• _Written task_:
Can you copy out the data exactly? Leave the images out.

• _Data section_:
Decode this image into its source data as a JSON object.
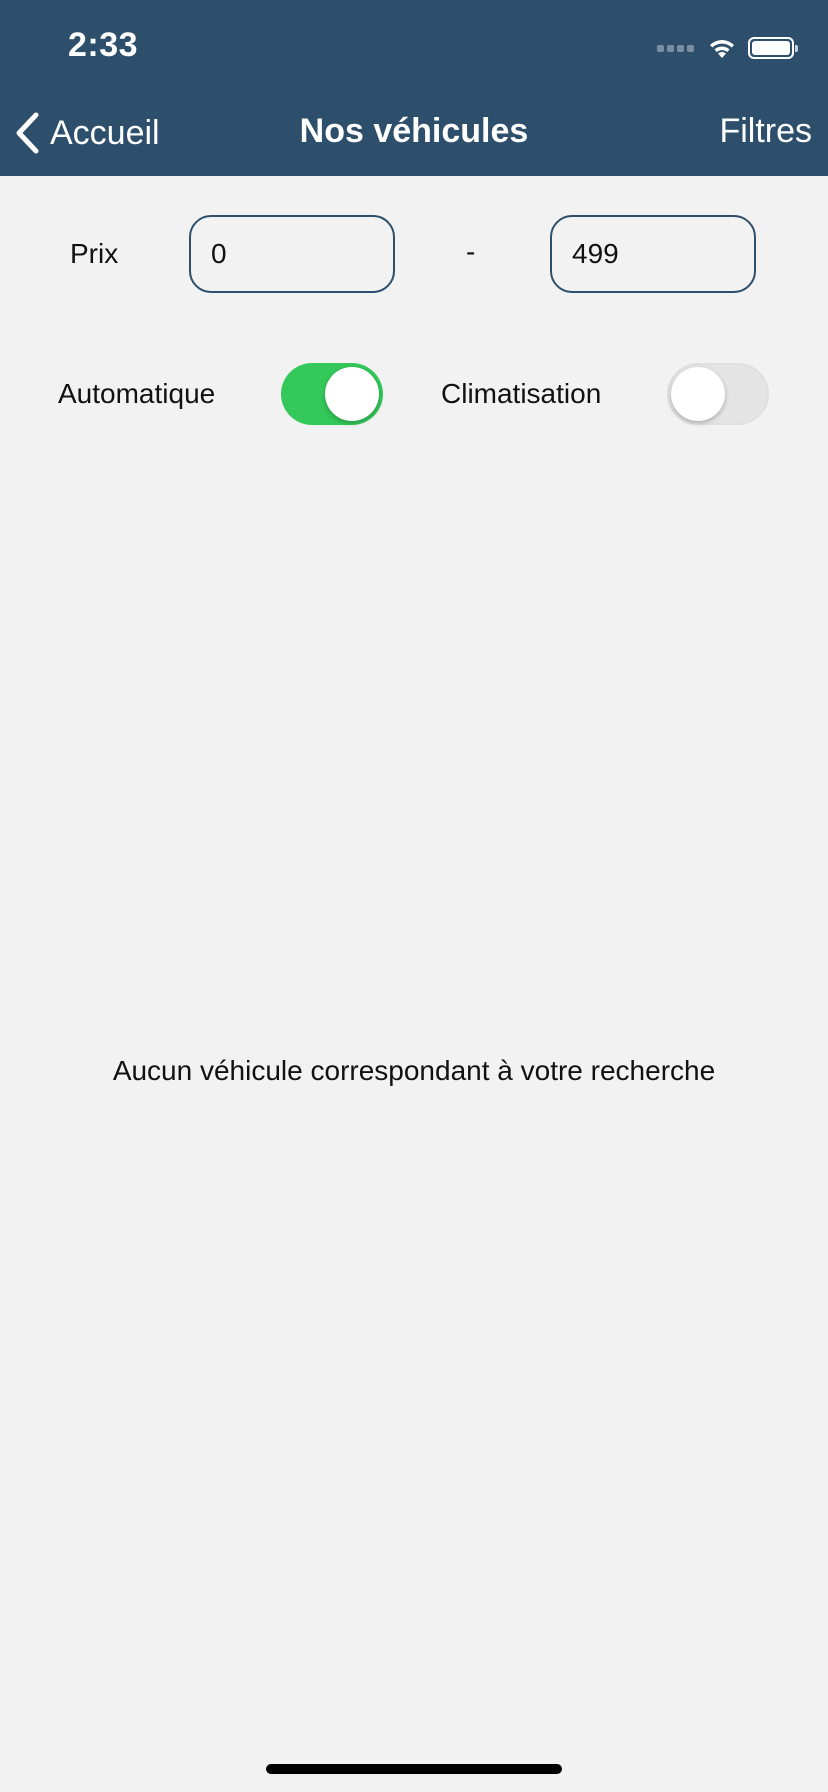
{
  "status_bar": {
    "time": "2:33",
    "icons": [
      "signal-icon",
      "wifi-icon",
      "battery-icon"
    ]
  },
  "nav": {
    "back_label": "Accueil",
    "title": "Nos véhicules",
    "filters_label": "Filtres",
    "back_icon": "chevron-left-icon"
  },
  "filters": {
    "price_label": "Prix",
    "price_min": "0",
    "price_separator": "-",
    "price_max": "499",
    "automatic_label": "Automatique",
    "automatic_on": true,
    "air_conditioning_label": "Climatisation",
    "air_conditioning_on": false
  },
  "results": {
    "empty_message": "Aucun véhicule correspondant à votre recherche"
  },
  "colors": {
    "header_background": "#2d4f6c",
    "page_background": "#f2f2f2",
    "toggle_on": "#34c759",
    "toggle_off": "#e4e4e4"
  }
}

• _Reply_:
Decode this image into its source data as a JSON object.
{
  "status_bar": {
    "time": "2:33",
    "icons": [
      "signal-icon",
      "wifi-icon",
      "battery-icon"
    ]
  },
  "nav": {
    "back_label": "Accueil",
    "title": "Nos véhicules",
    "filters_label": "Filtres",
    "back_icon": "chevron-left-icon"
  },
  "filters": {
    "price_label": "Prix",
    "price_min": "0",
    "price_separator": "-",
    "price_max": "499",
    "automatic_label": "Automatique",
    "automatic_on": true,
    "air_conditioning_label": "Climatisation",
    "air_conditioning_on": false
  },
  "results": {
    "empty_message": "Aucun véhicule correspondant à votre recherche"
  },
  "colors": {
    "header_background": "#2d4f6c",
    "page_background": "#f2f2f2",
    "toggle_on": "#34c759",
    "toggle_off": "#e4e4e4"
  }
}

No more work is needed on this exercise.